Available records:
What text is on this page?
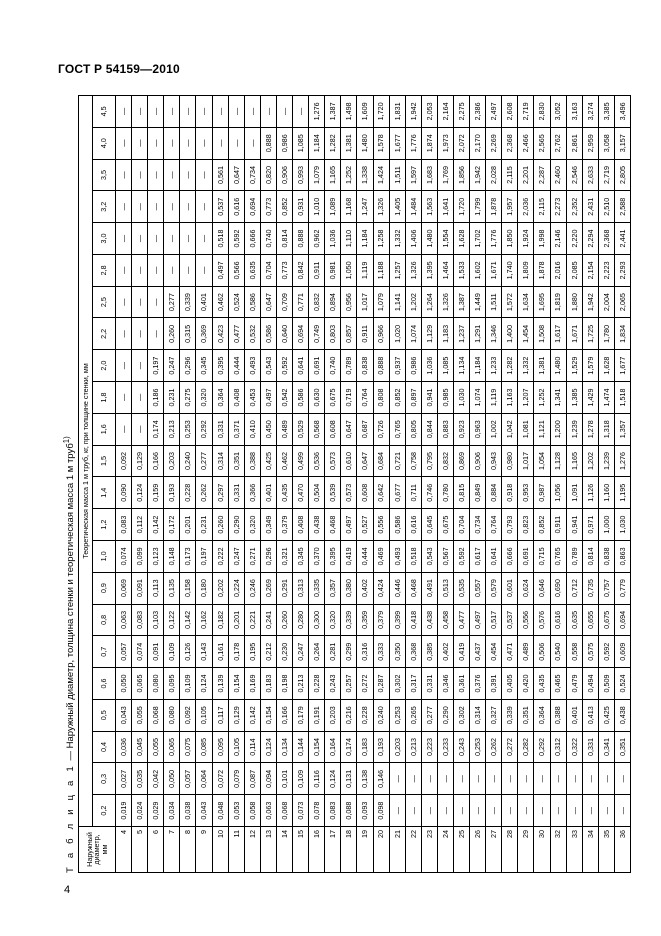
ГОСТ Р 54159—2010
Т а б л и ц а 1 — Наружный диаметр, толщина стенки и теоретическая масса 1 м труб$^{1)}$
Наружный
диаметр,
мм	Теоретическая масса 1 м труб, кг, при толщине стенки, мм																						
	0,2	0,3	0,4	0,5	0,6	0,7	0,8	0,9	1,0	1,2	1,4	1,5	1,6	1,8	2,0	2,2	2,5	2,8	3,0	3,2	3,5	4,0	4,5
4	0,019	0,027	0,036	0,043	0,050	0,057	0,063	0,069	0,074	0,083	0,090	0,092	—	—	—	—	—	—	—	—	—	—	—
5	0,024	0,035	0,045	0,055	0,065	0,074	0,083	0,091	0,099	0,112	0,124	0,129	—	—	—	—	—	—	—	—	—	—	—
6	0,029	0,042	0,055	0,068	0,080	0,091	0,103	0,113	0,123	0,142	0,159	0,166	0,174	0,186	0,197	—	—	—	—	—	—	—	—
7	0,034	0,050	0,065	0,080	0,095	0,109	0,122	0,135	0,148	0,172	0,193	0,203	0,213	0,231	0,247	0,260	0,277	—	—	—	—	—	—
8	0,038	0,057	0,075	0,092	0,109	0,126	0,142	0,158	0,173	0,201	0,228	0,240	0,253	0,275	0,296	0,315	0,339	—	—	—	—	—	—
9	0,043	0,064	0,085	0,105	0,124	0,143	0,162	0,180	0,197	0,231	0,262	0,277	0,292	0,320	0,345	0,369	0,401	—	—	—	—	—	—
10	0,048	0,072	0,095	0,117	0,139	0,161	0,182	0,202	0,222	0,260	0,297	0,314	0,331	0,364	0,395	0,423	0,462	0,497	0,518	0,537	0,561	—	—
11	0,053	0,079	0,105	0,129	0,154	0,178	0,201	0,224	0,247	0,290	0,331	0,351	0,371	0,408	0,444	0,477	0,524	0,566	0,592	0,616	0,647	—	—
12	0,058	0,087	0,114	0,142	0,169	0,195	0,221	0,246	0,271	0,320	0,366	0,388	0,410	0,453	0,493	0,532	0,586	0,635	0,666	0,694	0,734	—	—
13	0,063	0,094	0,124	0,154	0,183	0,212	0,241	0,269	0,296	0,349	0,401	0,425	0,450	0,497	0,543	0,586	0,647	0,704	0,740	0,773	0,820	0,888	—
14	0,068	0,101	0,134	0,166	0,198	0,230	0,260	0,291	0,321	0,379	0,435	0,462	0,489	0,542	0,592	0,640	0,709	0,773	0,814	0,852	0,906	0,986	—
15	0,073	0,109	0,144	0,179	0,213	0,247	0,280	0,313	0,345	0,408	0,470	0,499	0,529	0,586	0,641	0,694	0,771	0,842	0,888	0,931	0,993	1,085	—
16	0,078	0,116	0,154	0,191	0,228	0,264	0,300	0,335	0,370	0,438	0,504	0,536	0,568	0,630	0,691	0,749	0,832	0,911	0,962	1,010	1,079	1,184	1,276
17	0,083	0,124	0,164	0,203	0,243	0,281	0,320	0,357	0,395	0,468	0,539	0,573	0,608	0,675	0,740	0,803	0,894	0,981	1,036	1,089	1,165	1,282	1,387
18	0,088	0,131	0,174	0,216	0,257	0,299	0,339	0,380	0,419	0,497	0,573	0,610	0,647	0,719	0,789	0,857	0,956	1,050	1,110	1,168	1,252	1,381	1,498
19	0,093	0,138	0,183	0,228	0,272	0,316	0,359	0,402	0,444	0,527	0,608	0,647	0,687	0,764	0,838	0,911	1,017	1,119	1,184	1,247	1,338	1,480	1,609
20	0,098	0,146	0,193	0,240	0,287	0,333	0,379	0,424	0,469	0,556	0,642	0,684	0,726	0,808	0,888	0,966	1,079	1,188	1,258	1,326	1,424	1,578	1,720
21	—	—	0,203	0,253	0,302	0,350	0,399	0,446	0,493	0,586	0,677	0,721	0,765	0,852	0,937	1,020	1,141	1,257	1,332	1,405	1,511	1,677	1,831
22	—	—	0,213	0,265	0,317	0,368	0,418	0,468	0,518	0,616	0,711	0,758	0,805	0,897	0,986	1,074	1,202	1,326	1,406	1,484	1,597	1,776	1,942
23	—	—	0,223	0,277	0,331	0,385	0,438	0,491	0,543	0,645	0,746	0,795	0,844	0,941	1,036	1,129	1,264	1,395	1,480	1,563	1,683	1,874	2,053
24	—	—	0,233	0,290	0,346	0,402	0,458	0,513	0,567	0,675	0,780	0,832	0,883	0,985	1,085	1,183	1,326	1,464	1,554	1,641	1,769	1,973	2,164
25	—	—	0,243	0,302	0,361	0,419	0,477	0,535	0,592	0,704	0,815	0,869	0,923	1,030	1,134	1,237	1,387	1,533	1,628	1,720	1,856	2,072	2,275
26	—	—	0,253	0,314	0,376	0,437	0,497	0,557	0,617	0,734	0,849	0,906	0,963	1,074	1,184	1,291	1,449	1,602	1,702	1,799	1,942	2,170	2,386
27	—	—	0,262	0,327	0,391	0,454	0,517	0,579	0,641	0,764	0,884	0,943	1,002	1,119	1,233	1,346	1,511	1,671	1,776	1,878	2,028	2,269	2,497
28	—	—	0,272	0,339	0,405	0,471	0,537	0,601	0,666	0,793	0,918	0,980	1,042	1,163	1,282	1,400	1,572	1,740	1,850	1,957	2,115	2,368	2,608
29	—	—	0,282	0,351	0,420	0,489	0,556	0,624	0,691	0,823	0,953	1,017	1,081	1,207	1,332	1,454	1,634	1,809	1,924	2,036	2,201	2,466	2,719
30	—	—	0,292	0,364	0,435	0,506	0,576	0,646	0,715	0,852	0,987	1,054	1,121	1,252	1,381	1,508	1,695	1,878	1,998	2,115	2,287	2,565	2,830
32	—	—	0,312	0,388	0,465	0,540	0,616	0,690	0,765	0,911	1,056	1,128	1,200	1,341	1,480	1,617	1,819	2,016	2,146	2,273	2,460	2,762	3,052
33	—	—	0,322	0,401	0,479	0,558	0,635	0,712	0,789	0,941	1,091	1,165	1,239	1,385	1,529	1,671	1,880	2,085	2,220	2,352	2,546	2,861	3,163
34	—	—	0,331	0,413	0,494	0,575	0,655	0,735	0,814	0,971	1,126	1,202	1,278	1,429	1,579	1,725	1,942	2,154	2,294	2,431	2,633	2,959	3,274
35	—	—	0,341	0,425	0,509	0,592	0,675	0,757	0,838	1,000	1,160	1,239	1,318	1,474	1,628	1,780	2,004	2,223	2,368	2,510	2,719	3,058	3,385
36	—	—	0,351	0,438	0,524	0,609	0,694	0,779	0,863	1,030	1,195	1,276	1,357	1,518	1,677	1,834	2,065	2,293	2,441	2,588	2,805	3,157	3,496
4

Instructions for the task: In your copy of the listing above, reproduce each line exactly and omit all pictures.

Expected answer:
What text is on this page?
ГОСТ Р 54159—2010
Т а б л и ц а 1 — Наружный диаметр, толщина стенки и теоретическая масса 1 м труб$^{1)}$
Наружный
диаметр,
мм	Теоретическая масса 1 м труб, кг, при толщине стенки, мм																						
	0,2	0,3	0,4	0,5	0,6	0,7	0,8	0,9	1,0	1,2	1,4	1,5	1,6	1,8	2,0	2,2	2,5	2,8	3,0	3,2	3,5	4,0	4,5
4	0,019	0,027	0,036	0,043	0,050	0,057	0,063	0,069	0,074	0,083	0,090	0,092	—	—	—	—	—	—	—	—	—	—	—
5	0,024	0,035	0,045	0,055	0,065	0,074	0,083	0,091	0,099	0,112	0,124	0,129	—	—	—	—	—	—	—	—	—	—	—
6	0,029	0,042	0,055	0,068	0,080	0,091	0,103	0,113	0,123	0,142	0,159	0,166	0,174	0,186	0,197	—	—	—	—	—	—	—	—
7	0,034	0,050	0,065	0,080	0,095	0,109	0,122	0,135	0,148	0,172	0,193	0,203	0,213	0,231	0,247	0,260	0,277	—	—	—	—	—	—
8	0,038	0,057	0,075	0,092	0,109	0,126	0,142	0,158	0,173	0,201	0,228	0,240	0,253	0,275	0,296	0,315	0,339	—	—	—	—	—	—
9	0,043	0,064	0,085	0,105	0,124	0,143	0,162	0,180	0,197	0,231	0,262	0,277	0,292	0,320	0,345	0,369	0,401	—	—	—	—	—	—
10	0,048	0,072	0,095	0,117	0,139	0,161	0,182	0,202	0,222	0,260	0,297	0,314	0,331	0,364	0,395	0,423	0,462	0,497	0,518	0,537	0,561	—	—
11	0,053	0,079	0,105	0,129	0,154	0,178	0,201	0,224	0,247	0,290	0,331	0,351	0,371	0,408	0,444	0,477	0,524	0,566	0,592	0,616	0,647	—	—
12	0,058	0,087	0,114	0,142	0,169	0,195	0,221	0,246	0,271	0,320	0,366	0,388	0,410	0,453	0,493	0,532	0,586	0,635	0,666	0,694	0,734	—	—
13	0,063	0,094	0,124	0,154	0,183	0,212	0,241	0,269	0,296	0,349	0,401	0,425	0,450	0,497	0,543	0,586	0,647	0,704	0,740	0,773	0,820	0,888	—
14	0,068	0,101	0,134	0,166	0,198	0,230	0,260	0,291	0,321	0,379	0,435	0,462	0,489	0,542	0,592	0,640	0,709	0,773	0,814	0,852	0,906	0,986	—
15	0,073	0,109	0,144	0,179	0,213	0,247	0,280	0,313	0,345	0,408	0,470	0,499	0,529	0,586	0,641	0,694	0,771	0,842	0,888	0,931	0,993	1,085	—
16	0,078	0,116	0,154	0,191	0,228	0,264	0,300	0,335	0,370	0,438	0,504	0,536	0,568	0,630	0,691	0,749	0,832	0,911	0,962	1,010	1,079	1,184	1,276
17	0,083	0,124	0,164	0,203	0,243	0,281	0,320	0,357	0,395	0,468	0,539	0,573	0,608	0,675	0,740	0,803	0,894	0,981	1,036	1,089	1,165	1,282	1,387
18	0,088	0,131	0,174	0,216	0,257	0,299	0,339	0,380	0,419	0,497	0,573	0,610	0,647	0,719	0,789	0,857	0,956	1,050	1,110	1,168	1,252	1,381	1,498
19	0,093	0,138	0,183	0,228	0,272	0,316	0,359	0,402	0,444	0,527	0,608	0,647	0,687	0,764	0,838	0,911	1,017	1,119	1,184	1,247	1,338	1,480	1,609
20	0,098	0,146	0,193	0,240	0,287	0,333	0,379	0,424	0,469	0,556	0,642	0,684	0,726	0,808	0,888	0,966	1,079	1,188	1,258	1,326	1,424	1,578	1,720
21	—	—	0,203	0,253	0,302	0,350	0,399	0,446	0,493	0,586	0,677	0,721	0,765	0,852	0,937	1,020	1,141	1,257	1,332	1,405	1,511	1,677	1,831
22	—	—	0,213	0,265	0,317	0,368	0,418	0,468	0,518	0,616	0,711	0,758	0,805	0,897	0,986	1,074	1,202	1,326	1,406	1,484	1,597	1,776	1,942
23	—	—	0,223	0,277	0,331	0,385	0,438	0,491	0,543	0,645	0,746	0,795	0,844	0,941	1,036	1,129	1,264	1,395	1,480	1,563	1,683	1,874	2,053
24	—	—	0,233	0,290	0,346	0,402	0,458	0,513	0,567	0,675	0,780	0,832	0,883	0,985	1,085	1,183	1,326	1,464	1,554	1,641	1,769	1,973	2,164
25	—	—	0,243	0,302	0,361	0,419	0,477	0,535	0,592	0,704	0,815	0,869	0,923	1,030	1,134	1,237	1,387	1,533	1,628	1,720	1,856	2,072	2,275
26	—	—	0,253	0,314	0,376	0,437	0,497	0,557	0,617	0,734	0,849	0,906	0,963	1,074	1,184	1,291	1,449	1,602	1,702	1,799	1,942	2,170	2,386
27	—	—	0,262	0,327	0,391	0,454	0,517	0,579	0,641	0,764	0,884	0,943	1,002	1,119	1,233	1,346	1,511	1,671	1,776	1,878	2,028	2,269	2,497
28	—	—	0,272	0,339	0,405	0,471	0,537	0,601	0,666	0,793	0,918	0,980	1,042	1,163	1,282	1,400	1,572	1,740	1,850	1,957	2,115	2,368	2,608
29	—	—	0,282	0,351	0,420	0,489	0,556	0,624	0,691	0,823	0,953	1,017	1,081	1,207	1,332	1,454	1,634	1,809	1,924	2,036	2,201	2,466	2,719
30	—	—	0,292	0,364	0,435	0,506	0,576	0,646	0,715	0,852	0,987	1,054	1,121	1,252	1,381	1,508	1,695	1,878	1,998	2,115	2,287	2,565	2,830
32	—	—	0,312	0,388	0,465	0,540	0,616	0,690	0,765	0,911	1,056	1,128	1,200	1,341	1,480	1,617	1,819	2,016	2,146	2,273	2,460	2,762	3,052
33	—	—	0,322	0,401	0,479	0,558	0,635	0,712	0,789	0,941	1,091	1,165	1,239	1,385	1,529	1,671	1,880	2,085	2,220	2,352	2,546	2,861	3,163
34	—	—	0,331	0,413	0,494	0,575	0,655	0,735	0,814	0,971	1,126	1,202	1,278	1,429	1,579	1,725	1,942	2,154	2,294	2,431	2,633	2,959	3,274
35	—	—	0,341	0,425	0,509	0,592	0,675	0,757	0,838	1,000	1,160	1,239	1,318	1,474	1,628	1,780	2,004	2,223	2,368	2,510	2,719	3,058	3,385
36	—	—	0,351	0,438	0,524	0,609	0,694	0,779	0,863	1,030	1,195	1,276	1,357	1,518	1,677	1,834	2,065	2,293	2,441	2,588	2,805	3,157	3,496
4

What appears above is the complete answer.